### WHAT TO PRODUCE
Determine how many lines in the entries below include "Type". The reply should be that number and nothing else.

[Data entries]

-------------------------

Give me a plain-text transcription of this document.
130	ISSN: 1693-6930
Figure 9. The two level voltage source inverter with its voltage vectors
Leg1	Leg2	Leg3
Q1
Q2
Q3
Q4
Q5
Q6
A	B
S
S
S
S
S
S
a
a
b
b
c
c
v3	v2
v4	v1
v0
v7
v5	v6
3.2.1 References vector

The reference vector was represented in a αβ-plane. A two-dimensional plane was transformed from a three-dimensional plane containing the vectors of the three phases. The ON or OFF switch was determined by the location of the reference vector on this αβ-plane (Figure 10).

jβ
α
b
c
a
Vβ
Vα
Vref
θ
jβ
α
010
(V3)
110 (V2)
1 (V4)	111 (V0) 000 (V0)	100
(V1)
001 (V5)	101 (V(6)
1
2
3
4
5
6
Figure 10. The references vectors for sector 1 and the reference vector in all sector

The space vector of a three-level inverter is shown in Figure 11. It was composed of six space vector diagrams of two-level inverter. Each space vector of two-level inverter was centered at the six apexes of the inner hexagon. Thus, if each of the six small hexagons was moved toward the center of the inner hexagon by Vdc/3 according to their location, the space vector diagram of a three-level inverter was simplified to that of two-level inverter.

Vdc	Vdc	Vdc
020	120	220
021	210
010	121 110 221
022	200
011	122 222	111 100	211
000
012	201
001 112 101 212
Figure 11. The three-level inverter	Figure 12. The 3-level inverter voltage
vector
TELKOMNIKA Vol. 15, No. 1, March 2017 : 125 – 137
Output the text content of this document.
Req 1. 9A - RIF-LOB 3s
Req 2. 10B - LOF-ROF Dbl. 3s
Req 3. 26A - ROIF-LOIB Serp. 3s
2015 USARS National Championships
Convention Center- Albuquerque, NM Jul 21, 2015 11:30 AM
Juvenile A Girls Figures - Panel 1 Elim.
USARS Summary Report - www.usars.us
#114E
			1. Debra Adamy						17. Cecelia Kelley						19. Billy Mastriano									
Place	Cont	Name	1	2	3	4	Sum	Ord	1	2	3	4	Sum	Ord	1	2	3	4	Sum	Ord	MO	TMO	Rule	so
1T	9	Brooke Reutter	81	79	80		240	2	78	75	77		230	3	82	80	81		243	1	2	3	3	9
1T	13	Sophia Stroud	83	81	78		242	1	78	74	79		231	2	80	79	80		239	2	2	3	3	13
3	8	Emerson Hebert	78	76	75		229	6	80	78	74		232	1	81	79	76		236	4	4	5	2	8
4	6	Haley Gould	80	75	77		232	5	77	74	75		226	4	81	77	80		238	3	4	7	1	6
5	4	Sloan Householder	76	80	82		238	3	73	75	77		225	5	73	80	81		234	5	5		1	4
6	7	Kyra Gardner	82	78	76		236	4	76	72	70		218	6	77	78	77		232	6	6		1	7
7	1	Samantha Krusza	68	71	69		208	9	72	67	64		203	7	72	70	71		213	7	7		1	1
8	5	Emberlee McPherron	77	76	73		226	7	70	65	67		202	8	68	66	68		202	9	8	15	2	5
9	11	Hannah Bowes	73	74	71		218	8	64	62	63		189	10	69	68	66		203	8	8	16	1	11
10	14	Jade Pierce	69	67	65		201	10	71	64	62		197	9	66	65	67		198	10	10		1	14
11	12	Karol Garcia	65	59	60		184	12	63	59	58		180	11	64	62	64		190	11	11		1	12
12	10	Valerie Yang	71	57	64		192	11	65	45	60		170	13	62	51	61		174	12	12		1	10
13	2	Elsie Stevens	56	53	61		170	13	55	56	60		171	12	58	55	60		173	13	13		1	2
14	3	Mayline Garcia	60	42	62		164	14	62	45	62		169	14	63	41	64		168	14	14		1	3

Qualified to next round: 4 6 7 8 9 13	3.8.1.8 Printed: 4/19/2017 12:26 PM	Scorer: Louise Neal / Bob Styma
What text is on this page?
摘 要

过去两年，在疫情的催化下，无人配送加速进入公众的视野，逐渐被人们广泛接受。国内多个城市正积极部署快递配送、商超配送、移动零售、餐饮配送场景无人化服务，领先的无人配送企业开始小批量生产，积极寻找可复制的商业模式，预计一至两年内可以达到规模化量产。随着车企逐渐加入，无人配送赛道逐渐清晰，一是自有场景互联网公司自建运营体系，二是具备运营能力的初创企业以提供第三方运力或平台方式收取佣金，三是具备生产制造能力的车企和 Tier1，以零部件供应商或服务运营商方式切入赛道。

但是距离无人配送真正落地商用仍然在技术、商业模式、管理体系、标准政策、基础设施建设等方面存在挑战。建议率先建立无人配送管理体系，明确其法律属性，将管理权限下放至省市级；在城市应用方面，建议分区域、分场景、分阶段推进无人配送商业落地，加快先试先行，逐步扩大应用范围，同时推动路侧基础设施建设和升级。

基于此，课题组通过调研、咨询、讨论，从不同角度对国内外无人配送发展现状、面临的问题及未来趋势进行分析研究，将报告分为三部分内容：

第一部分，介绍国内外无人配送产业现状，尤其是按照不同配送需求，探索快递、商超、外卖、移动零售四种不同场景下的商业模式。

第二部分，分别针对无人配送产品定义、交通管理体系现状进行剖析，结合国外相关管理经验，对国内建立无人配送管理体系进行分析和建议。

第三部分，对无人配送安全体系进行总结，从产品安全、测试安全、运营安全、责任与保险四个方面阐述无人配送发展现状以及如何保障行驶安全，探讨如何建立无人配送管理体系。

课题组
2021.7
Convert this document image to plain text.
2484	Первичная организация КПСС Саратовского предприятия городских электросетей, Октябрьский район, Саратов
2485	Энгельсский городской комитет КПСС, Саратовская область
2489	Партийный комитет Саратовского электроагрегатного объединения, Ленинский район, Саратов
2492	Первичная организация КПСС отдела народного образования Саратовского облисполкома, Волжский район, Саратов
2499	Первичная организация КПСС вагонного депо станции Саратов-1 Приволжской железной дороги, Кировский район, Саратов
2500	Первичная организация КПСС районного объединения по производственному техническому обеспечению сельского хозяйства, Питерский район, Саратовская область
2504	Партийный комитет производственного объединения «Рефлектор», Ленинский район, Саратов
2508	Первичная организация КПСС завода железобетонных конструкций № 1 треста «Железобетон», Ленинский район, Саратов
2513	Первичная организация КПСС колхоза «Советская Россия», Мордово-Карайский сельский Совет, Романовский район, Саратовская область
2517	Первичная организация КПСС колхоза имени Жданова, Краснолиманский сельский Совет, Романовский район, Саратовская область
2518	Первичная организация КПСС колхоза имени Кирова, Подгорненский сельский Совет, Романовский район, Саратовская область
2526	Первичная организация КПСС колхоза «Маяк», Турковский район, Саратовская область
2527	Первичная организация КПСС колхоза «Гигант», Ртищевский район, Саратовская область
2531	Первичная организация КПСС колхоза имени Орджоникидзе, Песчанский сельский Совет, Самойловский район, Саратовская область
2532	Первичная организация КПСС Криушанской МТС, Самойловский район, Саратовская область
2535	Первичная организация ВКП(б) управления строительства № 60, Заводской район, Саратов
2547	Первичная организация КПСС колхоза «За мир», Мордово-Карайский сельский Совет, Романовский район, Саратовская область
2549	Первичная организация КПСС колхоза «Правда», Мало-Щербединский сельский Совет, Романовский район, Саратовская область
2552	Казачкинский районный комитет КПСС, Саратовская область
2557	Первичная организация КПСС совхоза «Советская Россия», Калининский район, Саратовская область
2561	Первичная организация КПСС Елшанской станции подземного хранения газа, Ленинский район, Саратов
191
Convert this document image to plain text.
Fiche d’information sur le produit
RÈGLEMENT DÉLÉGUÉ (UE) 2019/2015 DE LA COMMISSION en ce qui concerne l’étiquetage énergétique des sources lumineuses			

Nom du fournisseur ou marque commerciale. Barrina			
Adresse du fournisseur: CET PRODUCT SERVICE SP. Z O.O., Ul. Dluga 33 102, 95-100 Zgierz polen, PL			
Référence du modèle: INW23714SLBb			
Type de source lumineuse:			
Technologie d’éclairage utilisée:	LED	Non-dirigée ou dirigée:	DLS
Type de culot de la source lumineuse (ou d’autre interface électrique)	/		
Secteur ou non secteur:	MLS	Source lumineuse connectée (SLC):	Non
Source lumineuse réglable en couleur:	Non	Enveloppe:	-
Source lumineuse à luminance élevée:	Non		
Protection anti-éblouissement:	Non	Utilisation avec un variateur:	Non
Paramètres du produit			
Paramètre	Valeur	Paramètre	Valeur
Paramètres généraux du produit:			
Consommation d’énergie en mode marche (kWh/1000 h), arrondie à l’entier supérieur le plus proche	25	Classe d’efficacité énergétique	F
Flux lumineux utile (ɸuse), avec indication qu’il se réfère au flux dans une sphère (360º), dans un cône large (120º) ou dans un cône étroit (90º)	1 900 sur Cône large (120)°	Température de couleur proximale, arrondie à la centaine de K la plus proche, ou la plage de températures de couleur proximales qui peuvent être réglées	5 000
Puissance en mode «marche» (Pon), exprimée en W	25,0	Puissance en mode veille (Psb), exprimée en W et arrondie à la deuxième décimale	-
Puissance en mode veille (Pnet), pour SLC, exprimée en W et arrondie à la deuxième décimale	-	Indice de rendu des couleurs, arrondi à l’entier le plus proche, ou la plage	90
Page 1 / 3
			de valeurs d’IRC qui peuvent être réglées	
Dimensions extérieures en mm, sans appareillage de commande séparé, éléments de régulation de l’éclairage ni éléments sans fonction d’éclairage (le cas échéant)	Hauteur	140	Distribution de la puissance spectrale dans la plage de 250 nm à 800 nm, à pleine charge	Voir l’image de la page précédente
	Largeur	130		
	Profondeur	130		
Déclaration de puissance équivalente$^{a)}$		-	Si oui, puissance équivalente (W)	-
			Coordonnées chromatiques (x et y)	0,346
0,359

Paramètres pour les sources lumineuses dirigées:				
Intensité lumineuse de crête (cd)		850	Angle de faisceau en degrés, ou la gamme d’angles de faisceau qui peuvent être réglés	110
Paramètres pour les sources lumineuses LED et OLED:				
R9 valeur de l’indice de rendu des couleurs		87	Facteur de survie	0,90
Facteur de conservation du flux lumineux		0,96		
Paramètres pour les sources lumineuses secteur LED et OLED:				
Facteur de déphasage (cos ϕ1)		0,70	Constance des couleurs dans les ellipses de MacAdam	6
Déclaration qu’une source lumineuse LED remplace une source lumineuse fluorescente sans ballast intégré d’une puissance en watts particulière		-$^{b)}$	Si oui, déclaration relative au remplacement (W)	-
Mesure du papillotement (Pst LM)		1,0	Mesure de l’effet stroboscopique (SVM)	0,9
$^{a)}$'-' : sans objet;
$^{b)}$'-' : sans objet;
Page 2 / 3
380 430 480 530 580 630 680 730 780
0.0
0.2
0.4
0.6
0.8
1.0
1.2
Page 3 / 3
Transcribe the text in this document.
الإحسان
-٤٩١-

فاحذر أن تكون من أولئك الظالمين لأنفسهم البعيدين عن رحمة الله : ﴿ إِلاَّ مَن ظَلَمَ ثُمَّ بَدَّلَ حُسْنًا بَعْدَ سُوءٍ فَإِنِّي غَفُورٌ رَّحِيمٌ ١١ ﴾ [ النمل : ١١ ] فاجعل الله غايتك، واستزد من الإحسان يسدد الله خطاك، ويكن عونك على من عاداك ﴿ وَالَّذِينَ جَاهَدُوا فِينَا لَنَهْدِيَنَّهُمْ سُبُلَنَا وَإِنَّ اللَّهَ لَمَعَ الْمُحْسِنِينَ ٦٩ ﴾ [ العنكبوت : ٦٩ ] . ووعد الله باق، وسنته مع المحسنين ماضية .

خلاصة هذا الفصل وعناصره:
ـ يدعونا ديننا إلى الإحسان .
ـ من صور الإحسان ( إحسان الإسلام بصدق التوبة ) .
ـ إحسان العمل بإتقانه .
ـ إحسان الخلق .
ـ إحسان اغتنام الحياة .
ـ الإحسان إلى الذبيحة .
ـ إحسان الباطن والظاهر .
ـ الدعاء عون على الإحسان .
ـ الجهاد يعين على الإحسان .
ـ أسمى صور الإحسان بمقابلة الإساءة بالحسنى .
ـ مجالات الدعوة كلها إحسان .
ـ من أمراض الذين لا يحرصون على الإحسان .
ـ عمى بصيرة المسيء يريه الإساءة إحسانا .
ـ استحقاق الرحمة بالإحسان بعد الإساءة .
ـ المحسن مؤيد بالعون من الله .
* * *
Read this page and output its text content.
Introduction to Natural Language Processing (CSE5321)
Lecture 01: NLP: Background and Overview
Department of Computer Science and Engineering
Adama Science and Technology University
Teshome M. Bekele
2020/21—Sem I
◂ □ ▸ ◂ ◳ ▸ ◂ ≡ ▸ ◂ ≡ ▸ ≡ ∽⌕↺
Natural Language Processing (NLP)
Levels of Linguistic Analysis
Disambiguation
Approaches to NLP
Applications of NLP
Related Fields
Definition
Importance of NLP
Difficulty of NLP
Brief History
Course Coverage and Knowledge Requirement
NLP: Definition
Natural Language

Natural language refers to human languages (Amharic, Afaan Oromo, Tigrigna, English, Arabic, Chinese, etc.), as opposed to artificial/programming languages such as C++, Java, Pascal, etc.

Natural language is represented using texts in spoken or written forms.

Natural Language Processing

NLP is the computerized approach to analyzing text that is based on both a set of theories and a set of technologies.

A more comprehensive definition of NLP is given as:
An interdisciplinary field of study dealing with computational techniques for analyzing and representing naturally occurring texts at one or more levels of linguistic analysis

-------------------------

### EXPECTED ANSWER
2